Every record here needs to be written out again exactly.
╭──
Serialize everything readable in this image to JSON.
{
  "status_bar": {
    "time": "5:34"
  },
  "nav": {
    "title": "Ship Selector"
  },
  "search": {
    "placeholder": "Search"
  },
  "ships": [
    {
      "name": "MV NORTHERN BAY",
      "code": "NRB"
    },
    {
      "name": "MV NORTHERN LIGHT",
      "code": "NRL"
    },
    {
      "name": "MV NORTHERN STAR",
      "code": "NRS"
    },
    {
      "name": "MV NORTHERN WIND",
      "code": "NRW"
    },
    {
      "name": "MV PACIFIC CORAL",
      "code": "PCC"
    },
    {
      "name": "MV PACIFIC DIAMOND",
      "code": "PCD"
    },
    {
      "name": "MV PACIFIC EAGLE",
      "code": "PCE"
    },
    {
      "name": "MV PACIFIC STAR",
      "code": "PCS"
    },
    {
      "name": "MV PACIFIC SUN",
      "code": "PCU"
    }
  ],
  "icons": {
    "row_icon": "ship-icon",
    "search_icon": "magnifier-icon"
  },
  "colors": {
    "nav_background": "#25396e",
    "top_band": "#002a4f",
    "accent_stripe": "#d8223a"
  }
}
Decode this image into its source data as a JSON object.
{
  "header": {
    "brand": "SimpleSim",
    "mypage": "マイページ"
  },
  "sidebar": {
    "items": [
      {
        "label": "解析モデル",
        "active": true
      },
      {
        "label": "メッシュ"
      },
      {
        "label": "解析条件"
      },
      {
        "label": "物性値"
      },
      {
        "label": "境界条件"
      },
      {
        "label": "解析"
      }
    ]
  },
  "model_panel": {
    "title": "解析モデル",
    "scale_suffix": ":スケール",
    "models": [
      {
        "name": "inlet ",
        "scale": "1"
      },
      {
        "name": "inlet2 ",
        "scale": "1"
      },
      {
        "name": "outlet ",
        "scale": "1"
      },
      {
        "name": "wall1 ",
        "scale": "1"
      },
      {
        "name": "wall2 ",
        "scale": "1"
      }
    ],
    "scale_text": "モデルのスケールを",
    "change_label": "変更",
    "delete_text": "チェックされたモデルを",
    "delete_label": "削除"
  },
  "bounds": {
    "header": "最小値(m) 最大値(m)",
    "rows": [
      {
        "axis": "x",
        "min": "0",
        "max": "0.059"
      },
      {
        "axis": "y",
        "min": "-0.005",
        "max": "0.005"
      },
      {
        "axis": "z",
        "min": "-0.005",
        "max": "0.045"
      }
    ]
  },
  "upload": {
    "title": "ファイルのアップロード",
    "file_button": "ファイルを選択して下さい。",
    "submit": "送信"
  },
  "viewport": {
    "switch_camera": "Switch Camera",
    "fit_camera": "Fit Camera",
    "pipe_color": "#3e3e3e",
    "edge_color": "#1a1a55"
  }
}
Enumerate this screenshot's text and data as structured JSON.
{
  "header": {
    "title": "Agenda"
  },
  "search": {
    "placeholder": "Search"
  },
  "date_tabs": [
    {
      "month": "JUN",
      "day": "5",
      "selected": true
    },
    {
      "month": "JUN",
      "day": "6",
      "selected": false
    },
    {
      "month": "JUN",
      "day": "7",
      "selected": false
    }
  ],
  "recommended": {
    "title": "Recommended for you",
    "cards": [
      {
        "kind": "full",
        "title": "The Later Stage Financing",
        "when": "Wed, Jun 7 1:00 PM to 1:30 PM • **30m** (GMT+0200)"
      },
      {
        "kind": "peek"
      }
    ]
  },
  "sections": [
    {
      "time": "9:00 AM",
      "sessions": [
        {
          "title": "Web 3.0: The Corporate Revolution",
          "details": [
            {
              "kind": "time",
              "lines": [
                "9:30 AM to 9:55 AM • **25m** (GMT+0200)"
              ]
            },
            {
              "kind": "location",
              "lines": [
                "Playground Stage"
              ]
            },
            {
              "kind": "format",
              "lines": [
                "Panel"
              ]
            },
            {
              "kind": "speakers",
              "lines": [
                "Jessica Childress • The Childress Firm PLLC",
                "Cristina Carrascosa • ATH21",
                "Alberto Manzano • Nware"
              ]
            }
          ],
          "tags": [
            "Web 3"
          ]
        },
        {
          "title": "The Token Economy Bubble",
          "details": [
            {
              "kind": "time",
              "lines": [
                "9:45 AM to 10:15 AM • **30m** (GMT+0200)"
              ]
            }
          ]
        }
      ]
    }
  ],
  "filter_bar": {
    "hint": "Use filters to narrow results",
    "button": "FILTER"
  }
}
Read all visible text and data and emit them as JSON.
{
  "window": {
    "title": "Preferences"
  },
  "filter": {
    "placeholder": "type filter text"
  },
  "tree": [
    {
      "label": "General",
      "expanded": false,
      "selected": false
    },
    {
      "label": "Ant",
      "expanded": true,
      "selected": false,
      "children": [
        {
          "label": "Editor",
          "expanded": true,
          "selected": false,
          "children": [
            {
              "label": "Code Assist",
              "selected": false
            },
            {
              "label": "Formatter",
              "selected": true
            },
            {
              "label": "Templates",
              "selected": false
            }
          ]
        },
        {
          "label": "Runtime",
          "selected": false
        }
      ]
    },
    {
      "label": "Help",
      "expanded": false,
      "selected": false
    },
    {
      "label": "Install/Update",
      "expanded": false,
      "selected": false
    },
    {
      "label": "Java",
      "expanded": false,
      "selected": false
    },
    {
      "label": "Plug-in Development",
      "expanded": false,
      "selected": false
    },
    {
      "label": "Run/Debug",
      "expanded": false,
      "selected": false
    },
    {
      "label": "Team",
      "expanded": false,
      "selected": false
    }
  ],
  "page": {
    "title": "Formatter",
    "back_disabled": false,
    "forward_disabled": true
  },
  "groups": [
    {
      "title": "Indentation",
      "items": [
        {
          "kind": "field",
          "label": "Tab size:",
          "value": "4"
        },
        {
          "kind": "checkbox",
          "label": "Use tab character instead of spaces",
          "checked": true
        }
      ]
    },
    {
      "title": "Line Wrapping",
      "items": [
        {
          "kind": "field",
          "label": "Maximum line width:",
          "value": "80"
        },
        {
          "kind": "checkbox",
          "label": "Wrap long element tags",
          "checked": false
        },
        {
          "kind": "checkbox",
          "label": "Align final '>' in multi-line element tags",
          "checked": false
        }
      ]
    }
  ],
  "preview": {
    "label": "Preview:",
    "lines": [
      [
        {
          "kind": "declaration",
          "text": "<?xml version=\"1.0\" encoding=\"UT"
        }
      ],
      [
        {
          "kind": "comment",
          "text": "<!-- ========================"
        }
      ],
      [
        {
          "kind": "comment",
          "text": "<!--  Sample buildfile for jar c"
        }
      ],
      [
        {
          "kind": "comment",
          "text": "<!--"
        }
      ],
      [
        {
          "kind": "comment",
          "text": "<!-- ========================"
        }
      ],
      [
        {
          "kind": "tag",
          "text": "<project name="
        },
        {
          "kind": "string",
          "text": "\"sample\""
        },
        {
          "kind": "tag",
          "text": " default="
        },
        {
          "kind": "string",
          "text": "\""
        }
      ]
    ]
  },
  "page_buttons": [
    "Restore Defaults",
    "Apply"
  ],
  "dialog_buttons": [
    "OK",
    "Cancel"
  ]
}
╰──
*Solution*
Serialize everything readable in this image to JSON.
{
  "status_bar": {
    "time": "5:34"
  },
  "nav": {
    "title": "Ship Selector"
  },
  "search": {
    "placeholder": "Search"
  },
  "ships": [
    {
      "name": "MV NORTHERN BAY",
      "code": "NRB"
    },
    {
      "name": "MV NORTHERN LIGHT",
      "code": "NRL"
    },
    {
      "name": "MV NORTHERN STAR",
      "code": "NRS"
    },
    {
      "name": "MV NORTHERN WIND",
      "code": "NRW"
    },
    {
      "name": "MV PACIFIC CORAL",
      "code": "PCC"
    },
    {
      "name": "MV PACIFIC DIAMOND",
      "code": "PCD"
    },
    {
      "name": "MV PACIFIC EAGLE",
      "code": "PCE"
    },
    {
      "name": "MV PACIFIC STAR",
      "code": "PCS"
    },
    {
      "name": "MV PACIFIC SUN",
      "code": "PCU"
    }
  ],
  "icons": {
    "row_icon": "ship-icon",
    "search_icon": "magnifier-icon"
  },
  "colors": {
    "nav_background": "#25396e",
    "top_band": "#002a4f",
    "accent_stripe": "#d8223a"
  }
}
Decode this image into its source data as a JSON object.
{
  "header": {
    "brand": "SimpleSim",
    "mypage": "マイページ"
  },
  "sidebar": {
    "items": [
      {
        "label": "解析モデル",
        "active": true
      },
      {
        "label": "メッシュ"
      },
      {
        "label": "解析条件"
      },
      {
        "label": "物性値"
      },
      {
        "label": "境界条件"
      },
      {
        "label": "解析"
      }
    ]
  },
  "model_panel": {
    "title": "解析モデル",
    "scale_suffix": ":スケール",
    "models": [
      {
        "name": "inlet ",
        "scale": "1"
      },
      {
        "name": "inlet2 ",
        "scale": "1"
      },
      {
        "name": "outlet ",
        "scale": "1"
      },
      {
        "name": "wall1 ",
        "scale": "1"
      },
      {
        "name": "wall2 ",
        "scale": "1"
      }
    ],
    "scale_text": "モデルのスケールを",
    "change_label": "変更",
    "delete_text": "チェックされたモデルを",
    "delete_label": "削除"
  },
  "bounds": {
    "header": "最小値(m) 最大値(m)",
    "rows": [
      {
        "axis": "x",
        "min": "0",
        "max": "0.059"
      },
      {
        "axis": "y",
        "min": "-0.005",
        "max": "0.005"
      },
      {
        "axis": "z",
        "min": "-0.005",
        "max": "0.045"
      }
    ]
  },
  "upload": {
    "title": "ファイルのアップロード",
    "file_button": "ファイルを選択して下さい。",
    "submit": "送信"
  },
  "viewport": {
    "switch_camera": "Switch Camera",
    "fit_camera": "Fit Camera",
    "pipe_color": "#3e3e3e",
    "edge_color": "#1a1a55"
  }
}
Enumerate this screenshot's text and data as structured JSON.
{
  "header": {
    "title": "Agenda"
  },
  "search": {
    "placeholder": "Search"
  },
  "date_tabs": [
    {
      "month": "JUN",
      "day": "5",
      "selected": true
    },
    {
      "month": "JUN",
      "day": "6",
      "selected": false
    },
    {
      "month": "JUN",
      "day": "7",
      "selected": false
    }
  ],
  "recommended": {
    "title": "Recommended for you",
    "cards": [
      {
        "kind": "full",
        "title": "The Later Stage Financing",
        "when": "Wed, Jun 7 1:00 PM to 1:30 PM • **30m** (GMT+0200)"
      },
      {
        "kind": "peek"
      }
    ]
  },
  "sections": [
    {
      "time": "9:00 AM",
      "sessions": [
        {
          "title": "Web 3.0: The Corporate Revolution",
          "details": [
            {
              "kind": "time",
              "lines": [
                "9:30 AM to 9:55 AM • **25m** (GMT+0200)"
              ]
            },
            {
              "kind": "location",
              "lines": [
                "Playground Stage"
              ]
            },
            {
              "kind": "format",
              "lines": [
                "Panel"
              ]
            },
            {
              "kind": "speakers",
              "lines": [
                "Jessica Childress • The Childress Firm PLLC",
                "Cristina Carrascosa • ATH21",
                "Alberto Manzano • Nware"
              ]
            }
          ],
          "tags": [
            "Web 3"
          ]
        },
        {
          "title": "The Token Economy Bubble",
          "details": [
            {
              "kind": "time",
              "lines": [
                "9:45 AM to 10:15 AM • **30m** (GMT+0200)"
              ]
            }
          ]
        }
      ]
    }
  ],
  "filter_bar": {
    "hint": "Use filters to narrow results",
    "button": "FILTER"
  }
}
Read all visible text and data and emit them as JSON.
{
  "window": {
    "title": "Preferences"
  },
  "filter": {
    "placeholder": "type filter text"
  },
  "tree": [
    {
      "label": "General",
      "expanded": false,
      "selected": false
    },
    {
      "label": "Ant",
      "expanded": true,
      "selected": false,
      "children": [
        {
          "label": "Editor",
          "expanded": true,
          "selected": false,
          "children": [
            {
              "label": "Code Assist",
              "selected": false
            },
            {
              "label": "Formatter",
              "selected": true
            },
            {
              "label": "Templates",
              "selected": false
            }
          ]
        },
        {
          "label": "Runtime",
          "selected": false
        }
      ]
    },
    {
      "label": "Help",
      "expanded": false,
      "selected": false
    },
    {
      "label": "Install/Update",
      "expanded": false,
      "selected": false
    },
    {
      "label": "Java",
      "expanded": false,
      "selected": false
    },
    {
      "label": "Plug-in Development",
      "expanded": false,
      "selected": false
    },
    {
      "label": "Run/Debug",
      "expanded": false,
      "selected": false
    },
    {
      "label": "Team",
      "expanded": false,
      "selected": false
    }
  ],
  "page": {
    "title": "Formatter",
    "back_disabled": false,
    "forward_disabled": true
  },
  "groups": [
    {
      "title": "Indentation",
      "items": [
        {
          "kind": "field",
          "label": "Tab size:",
          "value": "4"
        },
        {
          "kind": "checkbox",
          "label": "Use tab character instead of spaces",
          "checked": true
        }
      ]
    },
    {
      "title": "Line Wrapping",
      "items": [
        {
          "kind": "field",
          "label": "Maximum line width:",
          "value": "80"
        },
        {
          "kind": "checkbox",
          "label": "Wrap long element tags",
          "checked": false
        },
        {
          "kind": "checkbox",
          "label": "Align final '>' in multi-line element tags",
          "checked": false
        }
      ]
    }
  ],
  "preview": {
    "label": "Preview:",
    "lines": [
      [
        {
          "kind": "declaration",
          "text": "<?xml version=\"1.0\" encoding=\"UT"
        }
      ],
      [
        {
          "kind": "comment",
          "text": "<!-- ========================"
        }
      ],
      [
        {
          "kind": "comment",
          "text": "<!--  Sample buildfile for jar c"
        }
      ],
      [
        {
          "kind": "comment",
          "text": "<!--"
        }
      ],
      [
        {
          "kind": "comment",
          "text": "<!-- ========================"
        }
      ],
      [
        {
          "kind": "tag",
          "text": "<project name="
        },
        {
          "kind": "string",
          "text": "\"sample\""
        },
        {
          "kind": "tag",
          "text": " default="
        },
        {
          "kind": "string",
          "text": "\""
        }
      ]
    ]
  },
  "page_buttons": [
    "Restore Defaults",
    "Apply"
  ],
  "dialog_buttons": [
    "OK",
    "Cancel"
  ]
}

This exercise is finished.